— The request —
Copy every line that contains the string "Accesibilidad" from the entries below.
##########
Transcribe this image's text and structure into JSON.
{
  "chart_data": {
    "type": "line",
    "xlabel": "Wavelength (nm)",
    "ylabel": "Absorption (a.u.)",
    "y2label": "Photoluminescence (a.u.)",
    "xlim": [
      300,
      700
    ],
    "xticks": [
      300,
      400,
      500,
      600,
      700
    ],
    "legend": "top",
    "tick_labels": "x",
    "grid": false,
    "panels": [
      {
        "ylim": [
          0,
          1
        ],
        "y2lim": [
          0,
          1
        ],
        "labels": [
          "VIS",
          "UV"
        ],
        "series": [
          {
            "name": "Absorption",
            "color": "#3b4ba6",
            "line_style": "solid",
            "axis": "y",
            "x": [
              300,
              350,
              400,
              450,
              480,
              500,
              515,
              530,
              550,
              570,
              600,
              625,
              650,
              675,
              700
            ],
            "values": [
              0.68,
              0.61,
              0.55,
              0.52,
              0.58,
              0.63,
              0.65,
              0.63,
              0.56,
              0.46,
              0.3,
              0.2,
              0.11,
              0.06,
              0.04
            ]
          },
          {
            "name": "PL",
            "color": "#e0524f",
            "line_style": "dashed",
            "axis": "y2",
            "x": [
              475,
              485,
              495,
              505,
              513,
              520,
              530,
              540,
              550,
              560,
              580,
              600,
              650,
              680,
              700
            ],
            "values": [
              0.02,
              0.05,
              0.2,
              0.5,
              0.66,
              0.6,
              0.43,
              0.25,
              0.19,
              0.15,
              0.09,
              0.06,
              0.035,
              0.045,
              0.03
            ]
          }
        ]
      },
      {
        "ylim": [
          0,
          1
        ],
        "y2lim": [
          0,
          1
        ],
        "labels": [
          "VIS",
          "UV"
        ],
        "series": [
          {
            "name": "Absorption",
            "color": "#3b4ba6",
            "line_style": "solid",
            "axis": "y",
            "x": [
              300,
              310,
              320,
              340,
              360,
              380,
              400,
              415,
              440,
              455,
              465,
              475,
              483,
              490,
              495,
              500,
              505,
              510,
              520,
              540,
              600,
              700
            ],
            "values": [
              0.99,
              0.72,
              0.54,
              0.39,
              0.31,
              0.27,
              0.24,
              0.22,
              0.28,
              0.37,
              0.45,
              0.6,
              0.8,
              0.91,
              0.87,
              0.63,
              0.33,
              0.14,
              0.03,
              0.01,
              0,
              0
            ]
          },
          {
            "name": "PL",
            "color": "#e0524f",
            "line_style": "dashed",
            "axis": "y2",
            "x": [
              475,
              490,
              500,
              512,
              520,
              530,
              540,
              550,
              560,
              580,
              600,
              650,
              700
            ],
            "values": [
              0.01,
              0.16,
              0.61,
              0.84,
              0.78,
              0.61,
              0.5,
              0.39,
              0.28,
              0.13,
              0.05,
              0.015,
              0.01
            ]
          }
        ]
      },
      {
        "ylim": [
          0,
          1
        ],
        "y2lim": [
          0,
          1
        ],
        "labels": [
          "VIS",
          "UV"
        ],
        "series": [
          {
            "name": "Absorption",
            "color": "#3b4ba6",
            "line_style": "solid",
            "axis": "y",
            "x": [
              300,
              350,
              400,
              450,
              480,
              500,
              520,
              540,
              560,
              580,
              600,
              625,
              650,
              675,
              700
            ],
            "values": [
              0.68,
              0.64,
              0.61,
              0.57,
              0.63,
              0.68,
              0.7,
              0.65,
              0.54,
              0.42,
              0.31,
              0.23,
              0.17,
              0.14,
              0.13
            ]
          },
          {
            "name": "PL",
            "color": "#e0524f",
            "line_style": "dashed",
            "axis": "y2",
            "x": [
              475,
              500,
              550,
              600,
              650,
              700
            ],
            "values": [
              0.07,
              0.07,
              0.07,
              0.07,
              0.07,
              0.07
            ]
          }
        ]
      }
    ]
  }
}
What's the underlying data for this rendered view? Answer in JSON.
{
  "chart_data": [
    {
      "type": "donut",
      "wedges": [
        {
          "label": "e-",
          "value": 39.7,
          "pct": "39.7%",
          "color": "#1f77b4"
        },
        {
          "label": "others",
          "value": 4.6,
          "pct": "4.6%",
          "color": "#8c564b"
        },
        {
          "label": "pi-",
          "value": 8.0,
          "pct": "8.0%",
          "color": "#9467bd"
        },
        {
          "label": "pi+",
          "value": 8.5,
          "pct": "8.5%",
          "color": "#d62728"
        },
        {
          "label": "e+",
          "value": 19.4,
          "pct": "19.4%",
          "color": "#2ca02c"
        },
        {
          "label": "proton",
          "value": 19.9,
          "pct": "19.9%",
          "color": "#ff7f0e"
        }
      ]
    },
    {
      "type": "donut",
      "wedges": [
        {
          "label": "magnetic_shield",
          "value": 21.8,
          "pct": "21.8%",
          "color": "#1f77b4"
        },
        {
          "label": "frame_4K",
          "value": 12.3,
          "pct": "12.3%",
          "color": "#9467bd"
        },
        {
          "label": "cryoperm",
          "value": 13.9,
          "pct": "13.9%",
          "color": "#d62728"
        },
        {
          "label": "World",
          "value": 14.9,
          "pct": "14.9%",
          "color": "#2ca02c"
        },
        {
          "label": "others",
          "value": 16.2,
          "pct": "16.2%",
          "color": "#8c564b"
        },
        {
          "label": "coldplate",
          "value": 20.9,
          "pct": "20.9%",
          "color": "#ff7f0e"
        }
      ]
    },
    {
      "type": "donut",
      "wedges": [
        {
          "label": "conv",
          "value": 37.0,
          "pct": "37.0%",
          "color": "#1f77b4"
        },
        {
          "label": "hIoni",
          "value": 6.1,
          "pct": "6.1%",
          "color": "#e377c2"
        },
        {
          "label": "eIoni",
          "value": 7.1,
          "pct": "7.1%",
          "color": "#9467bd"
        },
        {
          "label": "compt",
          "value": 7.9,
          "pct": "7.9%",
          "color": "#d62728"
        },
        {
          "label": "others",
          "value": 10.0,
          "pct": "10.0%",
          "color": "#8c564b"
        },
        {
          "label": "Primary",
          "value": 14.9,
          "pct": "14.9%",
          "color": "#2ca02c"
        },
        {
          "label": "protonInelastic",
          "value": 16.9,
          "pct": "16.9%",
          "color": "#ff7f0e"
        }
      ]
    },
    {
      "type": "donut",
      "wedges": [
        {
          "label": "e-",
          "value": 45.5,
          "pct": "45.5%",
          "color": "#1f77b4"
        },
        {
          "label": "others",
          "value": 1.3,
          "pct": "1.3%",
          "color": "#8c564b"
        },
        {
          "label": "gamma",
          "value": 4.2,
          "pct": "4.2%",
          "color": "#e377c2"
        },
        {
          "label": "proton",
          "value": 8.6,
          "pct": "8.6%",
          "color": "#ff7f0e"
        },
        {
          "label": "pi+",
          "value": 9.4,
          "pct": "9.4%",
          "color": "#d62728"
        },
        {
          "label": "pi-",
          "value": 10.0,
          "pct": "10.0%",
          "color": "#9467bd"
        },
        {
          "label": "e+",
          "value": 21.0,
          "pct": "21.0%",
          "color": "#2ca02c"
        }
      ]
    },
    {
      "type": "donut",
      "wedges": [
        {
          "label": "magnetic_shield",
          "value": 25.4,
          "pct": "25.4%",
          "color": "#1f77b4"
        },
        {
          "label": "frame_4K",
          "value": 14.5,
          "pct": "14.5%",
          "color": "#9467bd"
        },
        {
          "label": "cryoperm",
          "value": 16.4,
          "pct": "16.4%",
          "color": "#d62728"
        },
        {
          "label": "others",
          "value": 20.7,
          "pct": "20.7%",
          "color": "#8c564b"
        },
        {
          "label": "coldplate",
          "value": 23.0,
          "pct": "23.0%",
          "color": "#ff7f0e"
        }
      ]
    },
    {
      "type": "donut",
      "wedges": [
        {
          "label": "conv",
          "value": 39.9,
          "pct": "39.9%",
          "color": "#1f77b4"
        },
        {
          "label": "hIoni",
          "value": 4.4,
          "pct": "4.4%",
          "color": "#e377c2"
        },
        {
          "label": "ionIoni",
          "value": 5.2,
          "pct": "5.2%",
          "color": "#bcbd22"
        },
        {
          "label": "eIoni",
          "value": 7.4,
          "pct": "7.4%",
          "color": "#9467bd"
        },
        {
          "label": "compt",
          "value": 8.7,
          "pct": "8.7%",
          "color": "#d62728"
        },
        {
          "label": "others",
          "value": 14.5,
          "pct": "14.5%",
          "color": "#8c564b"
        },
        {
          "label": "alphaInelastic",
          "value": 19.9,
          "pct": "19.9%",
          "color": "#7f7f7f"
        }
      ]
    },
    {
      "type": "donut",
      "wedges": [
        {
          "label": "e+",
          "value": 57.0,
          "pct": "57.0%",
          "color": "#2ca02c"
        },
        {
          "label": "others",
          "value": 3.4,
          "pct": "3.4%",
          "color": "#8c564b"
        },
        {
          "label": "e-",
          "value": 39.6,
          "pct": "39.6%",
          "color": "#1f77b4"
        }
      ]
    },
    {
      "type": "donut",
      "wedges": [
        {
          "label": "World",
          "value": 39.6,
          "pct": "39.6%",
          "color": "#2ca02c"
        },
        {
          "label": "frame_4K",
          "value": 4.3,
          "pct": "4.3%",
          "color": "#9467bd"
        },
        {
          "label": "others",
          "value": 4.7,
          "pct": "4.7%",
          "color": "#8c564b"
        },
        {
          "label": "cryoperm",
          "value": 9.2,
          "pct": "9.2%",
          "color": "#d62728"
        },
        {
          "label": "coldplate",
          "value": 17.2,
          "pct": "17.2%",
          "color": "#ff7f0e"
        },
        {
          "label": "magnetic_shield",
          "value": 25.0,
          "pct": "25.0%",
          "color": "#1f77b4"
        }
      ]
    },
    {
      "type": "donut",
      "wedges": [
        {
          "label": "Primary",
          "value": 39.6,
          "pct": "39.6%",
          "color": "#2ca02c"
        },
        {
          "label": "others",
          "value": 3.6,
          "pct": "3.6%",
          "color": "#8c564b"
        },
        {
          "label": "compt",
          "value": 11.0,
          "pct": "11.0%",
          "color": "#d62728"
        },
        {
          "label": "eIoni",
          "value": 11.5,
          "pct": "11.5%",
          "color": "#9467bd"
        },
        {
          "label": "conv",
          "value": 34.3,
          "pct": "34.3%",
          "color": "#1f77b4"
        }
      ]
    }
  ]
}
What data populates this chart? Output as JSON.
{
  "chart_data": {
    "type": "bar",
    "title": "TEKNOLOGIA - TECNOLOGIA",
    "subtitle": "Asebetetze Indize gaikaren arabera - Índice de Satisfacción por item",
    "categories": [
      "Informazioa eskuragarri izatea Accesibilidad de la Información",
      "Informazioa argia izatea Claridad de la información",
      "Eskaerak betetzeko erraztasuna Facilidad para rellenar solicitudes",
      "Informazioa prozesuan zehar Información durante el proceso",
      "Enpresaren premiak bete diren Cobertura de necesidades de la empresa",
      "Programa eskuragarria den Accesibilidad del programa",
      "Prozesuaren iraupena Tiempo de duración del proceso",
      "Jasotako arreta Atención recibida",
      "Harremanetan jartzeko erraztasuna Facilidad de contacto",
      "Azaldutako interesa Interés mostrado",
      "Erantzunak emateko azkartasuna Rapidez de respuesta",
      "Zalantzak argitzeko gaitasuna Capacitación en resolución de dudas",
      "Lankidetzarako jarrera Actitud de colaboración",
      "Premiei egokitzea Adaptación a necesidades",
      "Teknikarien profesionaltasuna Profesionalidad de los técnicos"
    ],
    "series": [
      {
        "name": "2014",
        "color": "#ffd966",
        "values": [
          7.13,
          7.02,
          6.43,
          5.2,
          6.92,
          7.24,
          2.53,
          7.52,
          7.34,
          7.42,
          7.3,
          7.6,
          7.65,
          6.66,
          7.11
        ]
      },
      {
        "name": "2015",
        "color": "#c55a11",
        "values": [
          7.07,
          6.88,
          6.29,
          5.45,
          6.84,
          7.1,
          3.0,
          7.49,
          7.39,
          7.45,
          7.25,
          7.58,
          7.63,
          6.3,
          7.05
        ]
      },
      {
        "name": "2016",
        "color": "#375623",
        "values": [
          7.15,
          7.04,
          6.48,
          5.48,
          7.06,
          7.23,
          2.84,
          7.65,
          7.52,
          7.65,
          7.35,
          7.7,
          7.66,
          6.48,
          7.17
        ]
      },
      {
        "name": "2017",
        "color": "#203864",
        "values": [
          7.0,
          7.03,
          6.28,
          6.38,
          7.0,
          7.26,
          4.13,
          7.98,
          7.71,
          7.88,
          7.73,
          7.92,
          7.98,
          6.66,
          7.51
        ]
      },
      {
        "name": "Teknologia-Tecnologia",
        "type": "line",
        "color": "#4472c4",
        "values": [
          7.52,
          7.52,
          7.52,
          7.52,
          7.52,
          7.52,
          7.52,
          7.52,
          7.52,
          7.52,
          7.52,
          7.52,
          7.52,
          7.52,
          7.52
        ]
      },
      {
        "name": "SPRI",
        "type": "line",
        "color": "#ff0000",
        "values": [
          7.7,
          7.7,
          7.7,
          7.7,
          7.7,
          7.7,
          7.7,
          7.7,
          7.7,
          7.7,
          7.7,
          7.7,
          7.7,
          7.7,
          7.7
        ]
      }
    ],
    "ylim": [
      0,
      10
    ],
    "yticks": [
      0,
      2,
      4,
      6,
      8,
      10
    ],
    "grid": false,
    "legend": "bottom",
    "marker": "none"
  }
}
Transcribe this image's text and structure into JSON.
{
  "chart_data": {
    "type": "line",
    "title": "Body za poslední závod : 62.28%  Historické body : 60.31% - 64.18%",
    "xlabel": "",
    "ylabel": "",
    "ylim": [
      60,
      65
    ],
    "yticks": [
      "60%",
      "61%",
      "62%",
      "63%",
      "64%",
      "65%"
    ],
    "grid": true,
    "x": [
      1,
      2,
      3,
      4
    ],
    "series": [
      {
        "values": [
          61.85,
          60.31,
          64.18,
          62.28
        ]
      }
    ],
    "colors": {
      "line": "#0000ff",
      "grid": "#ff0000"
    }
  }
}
##########
— Written response —
      "Informazioa eskuragarri izatea Accesibilidad de la Información",
      "Programa eskuragarria den Accesibilidad del programa",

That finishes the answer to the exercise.